* Begin Rows *
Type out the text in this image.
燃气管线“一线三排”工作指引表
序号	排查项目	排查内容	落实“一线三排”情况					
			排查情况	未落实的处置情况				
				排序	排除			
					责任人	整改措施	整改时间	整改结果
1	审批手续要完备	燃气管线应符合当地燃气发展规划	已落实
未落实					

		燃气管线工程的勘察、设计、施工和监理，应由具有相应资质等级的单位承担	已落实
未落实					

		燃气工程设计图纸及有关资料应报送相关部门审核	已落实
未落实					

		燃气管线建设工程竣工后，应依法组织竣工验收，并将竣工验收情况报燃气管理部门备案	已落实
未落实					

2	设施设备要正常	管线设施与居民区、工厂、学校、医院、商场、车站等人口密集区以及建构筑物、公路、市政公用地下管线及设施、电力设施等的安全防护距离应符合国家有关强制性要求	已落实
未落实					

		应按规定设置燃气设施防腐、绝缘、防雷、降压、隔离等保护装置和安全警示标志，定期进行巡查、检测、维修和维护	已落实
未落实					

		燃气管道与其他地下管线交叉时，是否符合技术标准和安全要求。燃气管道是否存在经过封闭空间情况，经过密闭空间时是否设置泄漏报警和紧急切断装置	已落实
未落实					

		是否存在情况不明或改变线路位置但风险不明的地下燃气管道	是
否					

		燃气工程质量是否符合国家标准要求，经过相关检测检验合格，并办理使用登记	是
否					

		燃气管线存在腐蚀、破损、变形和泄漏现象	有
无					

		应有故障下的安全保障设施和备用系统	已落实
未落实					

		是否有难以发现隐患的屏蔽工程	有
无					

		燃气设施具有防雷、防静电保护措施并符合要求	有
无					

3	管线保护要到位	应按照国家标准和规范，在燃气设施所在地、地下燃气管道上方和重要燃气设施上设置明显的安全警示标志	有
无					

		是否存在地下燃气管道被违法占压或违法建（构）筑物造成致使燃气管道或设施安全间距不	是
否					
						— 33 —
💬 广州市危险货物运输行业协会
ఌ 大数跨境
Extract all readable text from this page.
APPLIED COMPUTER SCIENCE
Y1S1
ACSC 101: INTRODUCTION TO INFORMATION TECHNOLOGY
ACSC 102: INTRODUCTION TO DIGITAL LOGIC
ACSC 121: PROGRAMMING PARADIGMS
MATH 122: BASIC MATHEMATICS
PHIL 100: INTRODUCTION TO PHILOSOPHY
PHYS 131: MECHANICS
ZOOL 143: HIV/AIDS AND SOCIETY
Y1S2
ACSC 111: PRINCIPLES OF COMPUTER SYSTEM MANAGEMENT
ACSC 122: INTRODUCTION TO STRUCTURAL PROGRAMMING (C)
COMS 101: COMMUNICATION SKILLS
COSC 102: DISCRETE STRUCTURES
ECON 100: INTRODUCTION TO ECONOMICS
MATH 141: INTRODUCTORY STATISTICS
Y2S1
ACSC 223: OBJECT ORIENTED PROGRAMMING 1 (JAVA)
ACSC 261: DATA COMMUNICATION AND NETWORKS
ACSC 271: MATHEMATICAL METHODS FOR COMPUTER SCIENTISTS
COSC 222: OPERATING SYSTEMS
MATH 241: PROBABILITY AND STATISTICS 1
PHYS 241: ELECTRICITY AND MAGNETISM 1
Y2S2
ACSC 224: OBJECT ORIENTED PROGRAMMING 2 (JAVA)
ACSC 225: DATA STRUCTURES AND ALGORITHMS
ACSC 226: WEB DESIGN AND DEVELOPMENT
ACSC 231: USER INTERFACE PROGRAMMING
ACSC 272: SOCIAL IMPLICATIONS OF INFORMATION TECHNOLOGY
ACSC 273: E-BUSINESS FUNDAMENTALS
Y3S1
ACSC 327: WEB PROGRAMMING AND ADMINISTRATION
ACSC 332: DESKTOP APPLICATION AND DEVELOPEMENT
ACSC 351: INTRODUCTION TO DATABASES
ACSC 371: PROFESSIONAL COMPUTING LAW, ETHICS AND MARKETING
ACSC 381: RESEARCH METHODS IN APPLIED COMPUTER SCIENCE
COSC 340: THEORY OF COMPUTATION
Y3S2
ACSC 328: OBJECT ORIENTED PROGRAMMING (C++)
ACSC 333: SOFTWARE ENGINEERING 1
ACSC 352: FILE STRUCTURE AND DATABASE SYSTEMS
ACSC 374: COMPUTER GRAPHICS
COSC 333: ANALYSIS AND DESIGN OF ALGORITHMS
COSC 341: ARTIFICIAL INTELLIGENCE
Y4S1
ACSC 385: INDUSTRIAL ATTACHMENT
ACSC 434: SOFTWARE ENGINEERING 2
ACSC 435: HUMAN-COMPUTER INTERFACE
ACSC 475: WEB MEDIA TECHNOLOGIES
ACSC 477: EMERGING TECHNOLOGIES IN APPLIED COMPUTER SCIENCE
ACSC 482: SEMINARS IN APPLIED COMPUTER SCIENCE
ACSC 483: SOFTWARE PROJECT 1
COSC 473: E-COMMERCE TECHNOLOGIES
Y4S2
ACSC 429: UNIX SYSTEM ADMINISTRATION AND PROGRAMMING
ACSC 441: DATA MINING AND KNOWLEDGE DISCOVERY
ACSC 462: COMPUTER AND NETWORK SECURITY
* End Rows *
(Instructions for the task):
What do the records say? Quote them all exactly.

(Exercise result):
Type out the text in this image.
燃气管线“一线三排”工作指引表
序号	排查项目	排查内容	落实“一线三排”情况					
			排查情况	未落实的处置情况				
				排序	排除			
					责任人	整改措施	整改时间	整改结果
1	审批手续要完备	燃气管线应符合当地燃气发展规划	已落实
未落实					

		燃气管线工程的勘察、设计、施工和监理，应由具有相应资质等级的单位承担	已落实
未落实					

		燃气工程设计图纸及有关资料应报送相关部门审核	已落实
未落实					

		燃气管线建设工程竣工后，应依法组织竣工验收，并将竣工验收情况报燃气管理部门备案	已落实
未落实					

2	设施设备要正常	管线设施与居民区、工厂、学校、医院、商场、车站等人口密集区以及建构筑物、公路、市政公用地下管线及设施、电力设施等的安全防护距离应符合国家有关强制性要求	已落实
未落实					

		应按规定设置燃气设施防腐、绝缘、防雷、降压、隔离等保护装置和安全警示标志，定期进行巡查、检测、维修和维护	已落实
未落实					

		燃气管道与其他地下管线交叉时，是否符合技术标准和安全要求。燃气管道是否存在经过封闭空间情况，经过密闭空间时是否设置泄漏报警和紧急切断装置	已落实
未落实					

		是否存在情况不明或改变线路位置但风险不明的地下燃气管道	是
否					

		燃气工程质量是否符合国家标准要求，经过相关检测检验合格，并办理使用登记	是
否					

		燃气管线存在腐蚀、破损、变形和泄漏现象	有
无					

		应有故障下的安全保障设施和备用系统	已落实
未落实					

		是否有难以发现隐患的屏蔽工程	有
无					

		燃气设施具有防雷、防静电保护措施并符合要求	有
无					

3	管线保护要到位	应按照国家标准和规范，在燃气设施所在地、地下燃气管道上方和重要燃气设施上设置明显的安全警示标志	有
无					

		是否存在地下燃气管道被违法占压或违法建（构）筑物造成致使燃气管道或设施安全间距不	是
否					
						— 33 —
💬 广州市危险货物运输行业协会
ఌ 大数跨境
Extract all readable text from this page.
APPLIED COMPUTER SCIENCE
Y1S1
ACSC 101: INTRODUCTION TO INFORMATION TECHNOLOGY
ACSC 102: INTRODUCTION TO DIGITAL LOGIC
ACSC 121: PROGRAMMING PARADIGMS
MATH 122: BASIC MATHEMATICS
PHIL 100: INTRODUCTION TO PHILOSOPHY
PHYS 131: MECHANICS
ZOOL 143: HIV/AIDS AND SOCIETY
Y1S2
ACSC 111: PRINCIPLES OF COMPUTER SYSTEM MANAGEMENT
ACSC 122: INTRODUCTION TO STRUCTURAL PROGRAMMING (C)
COMS 101: COMMUNICATION SKILLS
COSC 102: DISCRETE STRUCTURES
ECON 100: INTRODUCTION TO ECONOMICS
MATH 141: INTRODUCTORY STATISTICS
Y2S1
ACSC 223: OBJECT ORIENTED PROGRAMMING 1 (JAVA)
ACSC 261: DATA COMMUNICATION AND NETWORKS
ACSC 271: MATHEMATICAL METHODS FOR COMPUTER SCIENTISTS
COSC 222: OPERATING SYSTEMS
MATH 241: PROBABILITY AND STATISTICS 1
PHYS 241: ELECTRICITY AND MAGNETISM 1
Y2S2
ACSC 224: OBJECT ORIENTED PROGRAMMING 2 (JAVA)
ACSC 225: DATA STRUCTURES AND ALGORITHMS
ACSC 226: WEB DESIGN AND DEVELOPMENT
ACSC 231: USER INTERFACE PROGRAMMING
ACSC 272: SOCIAL IMPLICATIONS OF INFORMATION TECHNOLOGY
ACSC 273: E-BUSINESS FUNDAMENTALS
Y3S1
ACSC 327: WEB PROGRAMMING AND ADMINISTRATION
ACSC 332: DESKTOP APPLICATION AND DEVELOPEMENT
ACSC 351: INTRODUCTION TO DATABASES
ACSC 371: PROFESSIONAL COMPUTING LAW, ETHICS AND MARKETING
ACSC 381: RESEARCH METHODS IN APPLIED COMPUTER SCIENCE
COSC 340: THEORY OF COMPUTATION
Y3S2
ACSC 328: OBJECT ORIENTED PROGRAMMING (C++)
ACSC 333: SOFTWARE ENGINEERING 1
ACSC 352: FILE STRUCTURE AND DATABASE SYSTEMS
ACSC 374: COMPUTER GRAPHICS
COSC 333: ANALYSIS AND DESIGN OF ALGORITHMS
COSC 341: ARTIFICIAL INTELLIGENCE
Y4S1
ACSC 385: INDUSTRIAL ATTACHMENT
ACSC 434: SOFTWARE ENGINEERING 2
ACSC 435: HUMAN-COMPUTER INTERFACE
ACSC 475: WEB MEDIA TECHNOLOGIES
ACSC 477: EMERGING TECHNOLOGIES IN APPLIED COMPUTER SCIENCE
ACSC 482: SEMINARS IN APPLIED COMPUTER SCIENCE
ACSC 483: SOFTWARE PROJECT 1
COSC 473: E-COMMERCE TECHNOLOGIES
Y4S2
ACSC 429: UNIX SYSTEM ADMINISTRATION AND PROGRAMMING
ACSC 441: DATA MINING AND KNOWLEDGE DISCOVERY
ACSC 462: COMPUTER AND NETWORK SECURITY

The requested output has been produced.